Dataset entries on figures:
☆ ☆ ☆ ☆

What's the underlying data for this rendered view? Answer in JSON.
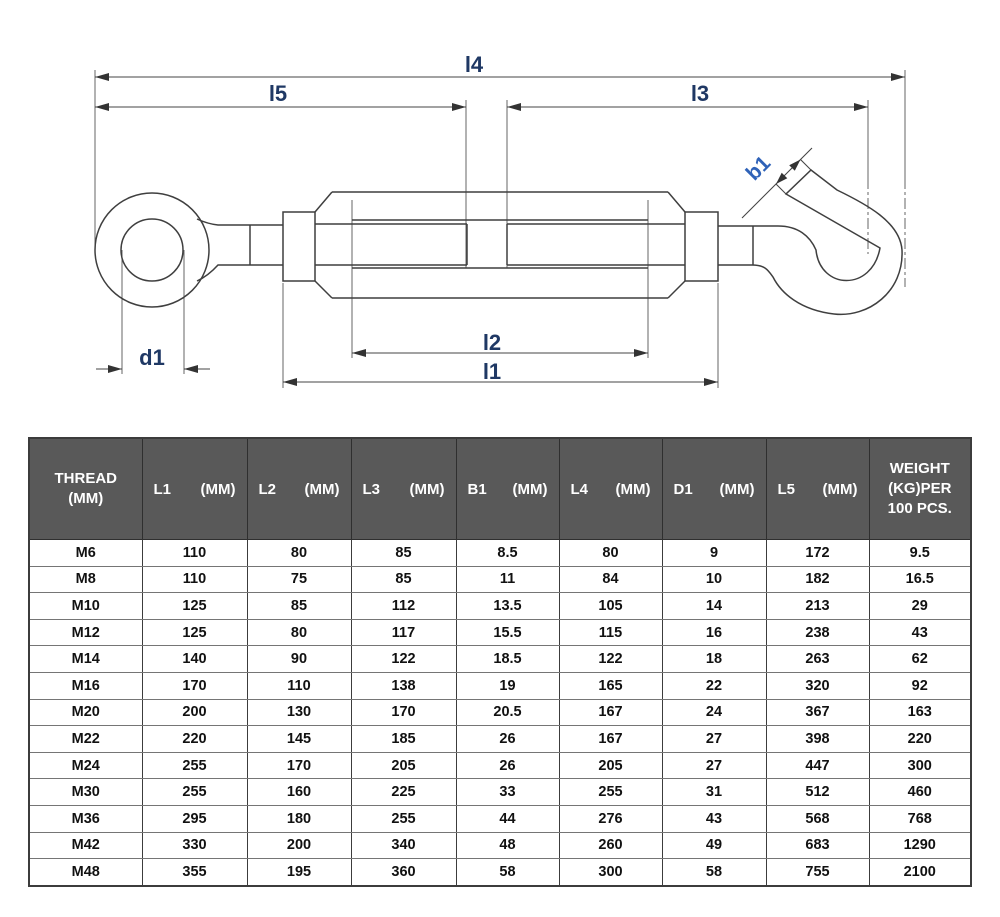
{
  "diagram": {
    "labels": {
      "l4": "l4",
      "l5": "l5",
      "l3": "l3",
      "b1": "b1",
      "d1": "d1",
      "l2": "l2",
      "l1": "l1"
    },
    "colors": {
      "outline": "#3f3f3f",
      "dim_line": "#444444",
      "dim_label": "#1f3864",
      "b1_label": "#2f62b8"
    }
  },
  "table": {
    "colors": {
      "header_bg": "#595959",
      "header_text": "#ffffff",
      "grid": "#3c3c3c"
    },
    "header": {
      "thread_label": "THREAD",
      "thread_unit": "(MM)",
      "columns": [
        {
          "label": "L1",
          "unit": "(MM)"
        },
        {
          "label": "L2",
          "unit": "(MM)"
        },
        {
          "label": "L3",
          "unit": "(MM)"
        },
        {
          "label": "B1",
          "unit": "(MM)"
        },
        {
          "label": "L4",
          "unit": "(MM)"
        },
        {
          "label": "D1",
          "unit": "(MM)"
        },
        {
          "label": "L5",
          "unit": "(MM)"
        }
      ],
      "weight": "WEIGHT (KG)PER 100 PCS."
    },
    "rows": [
      {
        "thread": "M6",
        "values": [
          "110",
          "80",
          "85",
          "8.5",
          "80",
          "9",
          "172",
          "9.5"
        ]
      },
      {
        "thread": "M8",
        "values": [
          "110",
          "75",
          "85",
          "11",
          "84",
          "10",
          "182",
          "16.5"
        ]
      },
      {
        "thread": "M10",
        "values": [
          "125",
          "85",
          "112",
          "13.5",
          "105",
          "14",
          "213",
          "29"
        ]
      },
      {
        "thread": "M12",
        "values": [
          "125",
          "80",
          "117",
          "15.5",
          "115",
          "16",
          "238",
          "43"
        ]
      },
      {
        "thread": "M14",
        "values": [
          "140",
          "90",
          "122",
          "18.5",
          "122",
          "18",
          "263",
          "62"
        ]
      },
      {
        "thread": "M16",
        "values": [
          "170",
          "110",
          "138",
          "19",
          "165",
          "22",
          "320",
          "92"
        ]
      },
      {
        "thread": "M20",
        "values": [
          "200",
          "130",
          "170",
          "20.5",
          "167",
          "24",
          "367",
          "163"
        ]
      },
      {
        "thread": "M22",
        "values": [
          "220",
          "145",
          "185",
          "26",
          "167",
          "27",
          "398",
          "220"
        ]
      },
      {
        "thread": "M24",
        "values": [
          "255",
          "170",
          "205",
          "26",
          "205",
          "27",
          "447",
          "300"
        ]
      },
      {
        "thread": "M30",
        "values": [
          "255",
          "160",
          "225",
          "33",
          "255",
          "31",
          "512",
          "460"
        ]
      },
      {
        "thread": "M36",
        "values": [
          "295",
          "180",
          "255",
          "44",
          "276",
          "43",
          "568",
          "768"
        ]
      },
      {
        "thread": "M42",
        "values": [
          "330",
          "200",
          "340",
          "48",
          "260",
          "49",
          "683",
          "1290"
        ]
      },
      {
        "thread": "M48",
        "values": [
          "355",
          "195",
          "360",
          "58",
          "300",
          "58",
          "755",
          "2100"
        ]
      }
    ]
  }
}
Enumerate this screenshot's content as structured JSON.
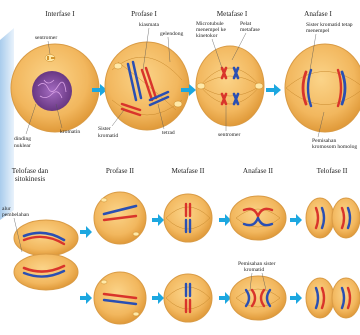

☆ ☆ ☆ ☆

OBJECTIVE
Answer only with how many lines in the records include "JSON".

RESULT OF THE EXERCISE
2